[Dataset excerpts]
══════════
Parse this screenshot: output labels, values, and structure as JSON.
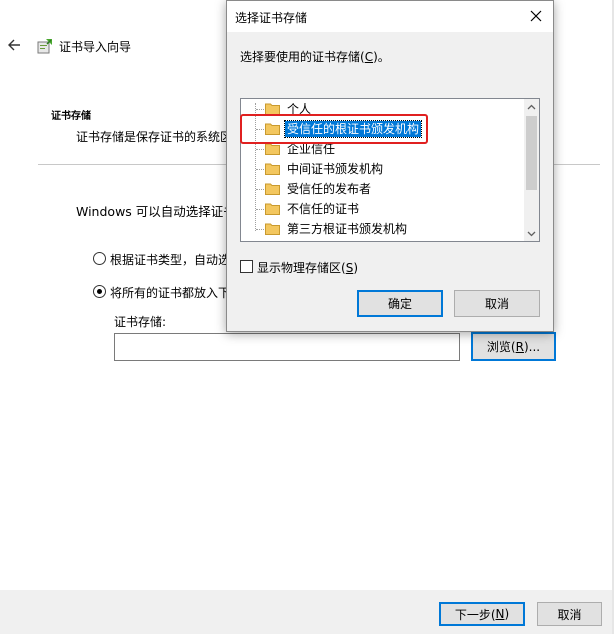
{
  "wizard": {
    "title": "证书导入向导",
    "section_title": "证书存储",
    "section_desc": "证书存储是保存证书的系统区",
    "windows_desc": "Windows 可以自动选择证书",
    "radio_auto_label": "根据证书类型，自动选",
    "radio_manual_label": "将所有的证书都放入下",
    "store_label": "证书存储:",
    "store_value": "",
    "browse_button": {
      "prefix": "浏览(",
      "accel": "R",
      "suffix": ")..."
    },
    "next_button": {
      "prefix": "下一步(",
      "accel": "N",
      "suffix": ")"
    },
    "cancel_button": "取消",
    "radio_selected": "manual"
  },
  "dialog": {
    "title": "选择证书存储",
    "prompt": {
      "prefix": "选择要使用的证书存储(",
      "accel": "C",
      "suffix": ")。"
    },
    "stores": [
      {
        "label": "个人",
        "selected": false
      },
      {
        "label": "受信任的根证书颁发机构",
        "selected": true
      },
      {
        "label": "企业信任",
        "selected": false
      },
      {
        "label": "中间证书颁发机构",
        "selected": false
      },
      {
        "label": "受信任的发布者",
        "selected": false
      },
      {
        "label": "不信任的证书",
        "selected": false
      },
      {
        "label": "第三方根证书颁发机构",
        "selected": false
      }
    ],
    "show_physical": {
      "prefix": "显示物理存储区(",
      "accel": "S",
      "suffix": ")",
      "checked": false
    },
    "ok_button": "确定",
    "cancel_button": "取消"
  },
  "colors": {
    "selection": "#0078d7",
    "annotation_highlight": "#e02020",
    "folder": "#f3c75f"
  },
  "icons": [
    "back-arrow-icon",
    "certificate-wizard-icon",
    "close-icon",
    "folder-icon",
    "scroll-up-icon",
    "scroll-down-icon"
  ]
}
══════════
▸ **PROMPT**: Write out every record above exactly as it stands, but leave out the pictures.

▸ **EXERCISE OUTPUT**:
Parse this screenshot: output labels, values, and structure as JSON.
{
  "wizard": {
    "title": "证书导入向导",
    "section_title": "证书存储",
    "section_desc": "证书存储是保存证书的系统区",
    "windows_desc": "Windows 可以自动选择证书",
    "radio_auto_label": "根据证书类型，自动选",
    "radio_manual_label": "将所有的证书都放入下",
    "store_label": "证书存储:",
    "store_value": "",
    "browse_button": {
      "prefix": "浏览(",
      "accel": "R",
      "suffix": ")..."
    },
    "next_button": {
      "prefix": "下一步(",
      "accel": "N",
      "suffix": ")"
    },
    "cancel_button": "取消",
    "radio_selected": "manual"
  },
  "dialog": {
    "title": "选择证书存储",
    "prompt": {
      "prefix": "选择要使用的证书存储(",
      "accel": "C",
      "suffix": ")。"
    },
    "stores": [
      {
        "label": "个人",
        "selected": false
      },
      {
        "label": "受信任的根证书颁发机构",
        "selected": true
      },
      {
        "label": "企业信任",
        "selected": false
      },
      {
        "label": "中间证书颁发机构",
        "selected": false
      },
      {
        "label": "受信任的发布者",
        "selected": false
      },
      {
        "label": "不信任的证书",
        "selected": false
      },
      {
        "label": "第三方根证书颁发机构",
        "selected": false
      }
    ],
    "show_physical": {
      "prefix": "显示物理存储区(",
      "accel": "S",
      "suffix": ")",
      "checked": false
    },
    "ok_button": "确定",
    "cancel_button": "取消"
  },
  "colors": {
    "selection": "#0078d7",
    "annotation_highlight": "#e02020",
    "folder": "#f3c75f"
  },
  "icons": [
    "back-arrow-icon",
    "certificate-wizard-icon",
    "close-icon",
    "folder-icon",
    "scroll-up-icon",
    "scroll-down-icon"
  ]
}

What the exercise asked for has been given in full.